▶ **WHAT NEEDS TO BE DONE**: For each line that holds "机关党委", copy the line out.

▶ **RAW RECORDS**:
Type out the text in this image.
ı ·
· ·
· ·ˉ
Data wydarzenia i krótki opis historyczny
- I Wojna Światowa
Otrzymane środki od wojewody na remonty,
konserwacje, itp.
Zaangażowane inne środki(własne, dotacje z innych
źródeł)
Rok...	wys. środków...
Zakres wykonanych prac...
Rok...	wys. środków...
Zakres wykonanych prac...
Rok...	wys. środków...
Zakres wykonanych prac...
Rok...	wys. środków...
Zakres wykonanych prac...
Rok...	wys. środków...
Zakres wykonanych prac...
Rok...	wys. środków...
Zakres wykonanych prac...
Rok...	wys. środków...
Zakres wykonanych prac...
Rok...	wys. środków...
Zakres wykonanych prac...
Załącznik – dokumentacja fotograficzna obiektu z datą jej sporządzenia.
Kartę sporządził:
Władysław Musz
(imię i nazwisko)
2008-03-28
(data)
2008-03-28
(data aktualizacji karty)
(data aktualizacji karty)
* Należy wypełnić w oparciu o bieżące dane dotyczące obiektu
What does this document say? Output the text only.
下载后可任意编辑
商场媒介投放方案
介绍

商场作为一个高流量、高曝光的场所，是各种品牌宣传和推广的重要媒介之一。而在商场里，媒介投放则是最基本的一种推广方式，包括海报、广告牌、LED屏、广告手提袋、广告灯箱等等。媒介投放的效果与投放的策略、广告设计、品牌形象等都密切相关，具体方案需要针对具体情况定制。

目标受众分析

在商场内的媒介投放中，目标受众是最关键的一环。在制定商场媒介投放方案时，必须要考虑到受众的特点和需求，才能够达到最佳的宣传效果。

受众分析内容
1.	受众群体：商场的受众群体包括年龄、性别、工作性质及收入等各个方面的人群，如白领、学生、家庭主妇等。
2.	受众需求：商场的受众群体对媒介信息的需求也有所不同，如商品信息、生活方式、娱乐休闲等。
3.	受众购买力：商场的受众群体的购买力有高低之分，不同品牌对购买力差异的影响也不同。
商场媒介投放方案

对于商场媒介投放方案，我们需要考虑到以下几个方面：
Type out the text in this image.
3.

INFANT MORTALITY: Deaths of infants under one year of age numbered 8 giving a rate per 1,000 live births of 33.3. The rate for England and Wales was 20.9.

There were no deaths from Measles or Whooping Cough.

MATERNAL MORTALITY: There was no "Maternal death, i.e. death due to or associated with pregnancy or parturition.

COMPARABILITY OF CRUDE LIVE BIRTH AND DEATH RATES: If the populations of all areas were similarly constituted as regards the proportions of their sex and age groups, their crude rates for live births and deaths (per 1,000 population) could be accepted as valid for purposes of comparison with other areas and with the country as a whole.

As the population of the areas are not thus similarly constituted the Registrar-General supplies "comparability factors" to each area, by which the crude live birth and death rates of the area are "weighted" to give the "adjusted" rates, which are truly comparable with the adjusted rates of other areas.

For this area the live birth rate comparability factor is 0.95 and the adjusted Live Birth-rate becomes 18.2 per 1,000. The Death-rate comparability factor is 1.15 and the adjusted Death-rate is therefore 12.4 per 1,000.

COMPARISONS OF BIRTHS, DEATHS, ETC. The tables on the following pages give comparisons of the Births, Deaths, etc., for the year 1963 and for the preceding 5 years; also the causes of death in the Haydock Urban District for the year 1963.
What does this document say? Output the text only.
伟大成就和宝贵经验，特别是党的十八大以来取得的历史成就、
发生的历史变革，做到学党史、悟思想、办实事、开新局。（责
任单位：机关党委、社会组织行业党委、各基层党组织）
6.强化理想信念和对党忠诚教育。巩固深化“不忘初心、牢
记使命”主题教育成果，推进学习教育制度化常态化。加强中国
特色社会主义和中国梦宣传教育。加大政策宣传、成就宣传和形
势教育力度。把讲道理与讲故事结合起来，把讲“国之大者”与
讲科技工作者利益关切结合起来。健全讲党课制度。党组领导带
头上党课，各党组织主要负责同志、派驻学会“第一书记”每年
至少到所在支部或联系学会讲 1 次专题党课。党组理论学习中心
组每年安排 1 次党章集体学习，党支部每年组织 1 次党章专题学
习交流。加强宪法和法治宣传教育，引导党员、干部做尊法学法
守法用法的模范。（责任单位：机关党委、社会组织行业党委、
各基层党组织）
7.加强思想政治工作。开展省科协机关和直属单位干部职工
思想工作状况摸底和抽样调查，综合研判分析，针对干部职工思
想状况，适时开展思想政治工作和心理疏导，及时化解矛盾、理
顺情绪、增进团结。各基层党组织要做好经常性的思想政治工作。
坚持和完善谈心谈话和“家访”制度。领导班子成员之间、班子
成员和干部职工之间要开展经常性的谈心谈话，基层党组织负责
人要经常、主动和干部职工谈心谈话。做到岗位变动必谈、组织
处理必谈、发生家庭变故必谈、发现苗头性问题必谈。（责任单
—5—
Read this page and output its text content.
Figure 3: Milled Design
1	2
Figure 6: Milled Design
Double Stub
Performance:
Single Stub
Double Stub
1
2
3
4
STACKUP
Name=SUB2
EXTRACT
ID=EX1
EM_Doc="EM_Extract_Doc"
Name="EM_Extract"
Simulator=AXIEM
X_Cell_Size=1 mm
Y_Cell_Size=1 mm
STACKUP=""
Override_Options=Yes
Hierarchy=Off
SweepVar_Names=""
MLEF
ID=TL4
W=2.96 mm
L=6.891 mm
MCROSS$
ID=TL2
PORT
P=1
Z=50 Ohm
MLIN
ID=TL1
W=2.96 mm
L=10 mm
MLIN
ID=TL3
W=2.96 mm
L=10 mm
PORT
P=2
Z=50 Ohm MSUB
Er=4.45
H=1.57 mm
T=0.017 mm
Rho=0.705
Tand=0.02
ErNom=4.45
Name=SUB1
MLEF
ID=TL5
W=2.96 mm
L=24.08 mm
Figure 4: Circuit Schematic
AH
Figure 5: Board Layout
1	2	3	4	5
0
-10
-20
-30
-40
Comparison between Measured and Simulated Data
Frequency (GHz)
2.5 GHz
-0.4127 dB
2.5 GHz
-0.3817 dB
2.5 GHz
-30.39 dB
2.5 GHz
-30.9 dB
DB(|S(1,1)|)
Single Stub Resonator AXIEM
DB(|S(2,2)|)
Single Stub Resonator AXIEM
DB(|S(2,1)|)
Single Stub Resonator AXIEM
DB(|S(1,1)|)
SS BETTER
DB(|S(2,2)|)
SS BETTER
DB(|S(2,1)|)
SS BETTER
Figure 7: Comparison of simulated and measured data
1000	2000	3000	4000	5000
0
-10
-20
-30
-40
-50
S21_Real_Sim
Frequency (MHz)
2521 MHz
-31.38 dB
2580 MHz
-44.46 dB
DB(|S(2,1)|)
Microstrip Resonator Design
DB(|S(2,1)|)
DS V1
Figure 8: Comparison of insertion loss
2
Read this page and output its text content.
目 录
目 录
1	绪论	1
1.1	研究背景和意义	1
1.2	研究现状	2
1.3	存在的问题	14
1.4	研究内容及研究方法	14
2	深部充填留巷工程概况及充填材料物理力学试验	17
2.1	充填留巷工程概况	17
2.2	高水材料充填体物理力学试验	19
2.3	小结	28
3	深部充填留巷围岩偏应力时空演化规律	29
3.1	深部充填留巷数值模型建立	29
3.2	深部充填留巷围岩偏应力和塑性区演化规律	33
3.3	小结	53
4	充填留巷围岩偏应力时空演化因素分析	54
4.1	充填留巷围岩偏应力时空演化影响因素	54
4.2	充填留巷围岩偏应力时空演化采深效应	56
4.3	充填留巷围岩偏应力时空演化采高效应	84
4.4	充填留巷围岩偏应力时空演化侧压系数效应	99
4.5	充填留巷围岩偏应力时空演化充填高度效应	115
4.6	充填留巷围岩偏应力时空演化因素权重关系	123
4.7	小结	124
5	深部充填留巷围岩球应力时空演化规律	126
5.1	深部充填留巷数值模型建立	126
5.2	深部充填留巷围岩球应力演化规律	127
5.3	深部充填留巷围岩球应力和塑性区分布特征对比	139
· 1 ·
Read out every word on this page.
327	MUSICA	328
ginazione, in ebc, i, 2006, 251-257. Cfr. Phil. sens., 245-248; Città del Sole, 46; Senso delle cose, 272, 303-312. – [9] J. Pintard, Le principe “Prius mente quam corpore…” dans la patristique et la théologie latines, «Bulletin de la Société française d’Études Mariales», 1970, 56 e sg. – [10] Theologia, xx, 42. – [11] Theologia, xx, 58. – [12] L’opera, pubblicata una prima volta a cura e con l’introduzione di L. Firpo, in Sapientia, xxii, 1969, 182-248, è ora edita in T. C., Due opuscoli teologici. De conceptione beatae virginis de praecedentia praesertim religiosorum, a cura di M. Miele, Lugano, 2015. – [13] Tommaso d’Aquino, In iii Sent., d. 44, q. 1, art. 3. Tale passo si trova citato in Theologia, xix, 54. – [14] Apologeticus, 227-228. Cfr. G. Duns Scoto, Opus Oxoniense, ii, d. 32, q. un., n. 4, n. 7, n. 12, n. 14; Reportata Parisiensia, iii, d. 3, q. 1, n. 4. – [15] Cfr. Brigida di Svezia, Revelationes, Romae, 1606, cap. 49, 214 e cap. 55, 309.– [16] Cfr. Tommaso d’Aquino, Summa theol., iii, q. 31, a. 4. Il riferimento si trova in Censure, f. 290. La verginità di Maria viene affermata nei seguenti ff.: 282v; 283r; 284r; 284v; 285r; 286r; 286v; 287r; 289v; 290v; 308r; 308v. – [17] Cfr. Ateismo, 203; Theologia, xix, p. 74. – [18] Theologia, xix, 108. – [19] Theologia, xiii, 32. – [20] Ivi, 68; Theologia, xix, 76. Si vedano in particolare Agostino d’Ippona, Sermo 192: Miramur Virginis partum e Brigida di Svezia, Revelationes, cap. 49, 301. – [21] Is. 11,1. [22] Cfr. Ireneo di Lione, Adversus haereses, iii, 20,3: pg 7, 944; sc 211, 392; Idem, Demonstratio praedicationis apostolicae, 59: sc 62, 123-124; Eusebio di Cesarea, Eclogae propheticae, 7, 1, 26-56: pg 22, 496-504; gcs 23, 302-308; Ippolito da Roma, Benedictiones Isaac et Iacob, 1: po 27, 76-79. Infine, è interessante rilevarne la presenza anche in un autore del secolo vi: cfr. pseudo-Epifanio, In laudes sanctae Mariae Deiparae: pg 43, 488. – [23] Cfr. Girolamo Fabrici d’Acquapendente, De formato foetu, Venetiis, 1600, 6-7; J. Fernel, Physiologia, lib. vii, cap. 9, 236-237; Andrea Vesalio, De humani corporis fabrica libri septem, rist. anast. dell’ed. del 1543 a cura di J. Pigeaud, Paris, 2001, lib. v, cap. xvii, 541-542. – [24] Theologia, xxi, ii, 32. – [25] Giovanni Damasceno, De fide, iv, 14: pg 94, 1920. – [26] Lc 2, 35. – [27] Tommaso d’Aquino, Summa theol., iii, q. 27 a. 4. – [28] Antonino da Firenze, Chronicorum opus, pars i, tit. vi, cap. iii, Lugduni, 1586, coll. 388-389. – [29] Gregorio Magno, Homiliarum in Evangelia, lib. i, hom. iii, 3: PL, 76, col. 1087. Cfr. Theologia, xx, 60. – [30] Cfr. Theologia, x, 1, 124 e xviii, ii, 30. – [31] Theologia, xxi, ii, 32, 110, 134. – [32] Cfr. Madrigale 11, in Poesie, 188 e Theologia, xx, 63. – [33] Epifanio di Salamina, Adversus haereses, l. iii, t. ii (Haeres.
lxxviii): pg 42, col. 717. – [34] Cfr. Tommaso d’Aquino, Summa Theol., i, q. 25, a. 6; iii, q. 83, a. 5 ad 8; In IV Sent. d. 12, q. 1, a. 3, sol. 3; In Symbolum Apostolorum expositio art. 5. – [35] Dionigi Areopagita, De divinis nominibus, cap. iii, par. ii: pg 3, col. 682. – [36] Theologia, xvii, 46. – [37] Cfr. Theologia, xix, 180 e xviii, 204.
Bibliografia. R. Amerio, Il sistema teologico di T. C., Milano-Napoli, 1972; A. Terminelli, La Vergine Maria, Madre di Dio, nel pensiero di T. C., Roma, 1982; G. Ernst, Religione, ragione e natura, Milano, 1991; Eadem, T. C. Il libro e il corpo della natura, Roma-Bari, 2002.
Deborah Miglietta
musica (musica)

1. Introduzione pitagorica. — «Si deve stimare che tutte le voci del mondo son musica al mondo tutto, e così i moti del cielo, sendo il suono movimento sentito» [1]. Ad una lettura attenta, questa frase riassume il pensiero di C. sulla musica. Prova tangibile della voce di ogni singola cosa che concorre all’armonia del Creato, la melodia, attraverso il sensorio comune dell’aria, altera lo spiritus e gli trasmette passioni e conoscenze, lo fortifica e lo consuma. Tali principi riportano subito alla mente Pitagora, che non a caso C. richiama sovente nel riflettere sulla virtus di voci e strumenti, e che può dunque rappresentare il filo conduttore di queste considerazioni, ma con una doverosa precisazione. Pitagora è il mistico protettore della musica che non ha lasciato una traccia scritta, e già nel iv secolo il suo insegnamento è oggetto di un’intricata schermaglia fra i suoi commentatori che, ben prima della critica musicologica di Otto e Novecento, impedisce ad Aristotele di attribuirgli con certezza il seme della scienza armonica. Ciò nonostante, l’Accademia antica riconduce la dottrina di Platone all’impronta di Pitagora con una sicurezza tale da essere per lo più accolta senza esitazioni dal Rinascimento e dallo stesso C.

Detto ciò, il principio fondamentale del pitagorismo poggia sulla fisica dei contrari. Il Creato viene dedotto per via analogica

▶ **RESPONSE TO THIS TASK**:
任单位：机关党委、社会组织行业党委、各基层党组织）
守法用法的模范。（责任单位：机关党委、社会组织行业党委、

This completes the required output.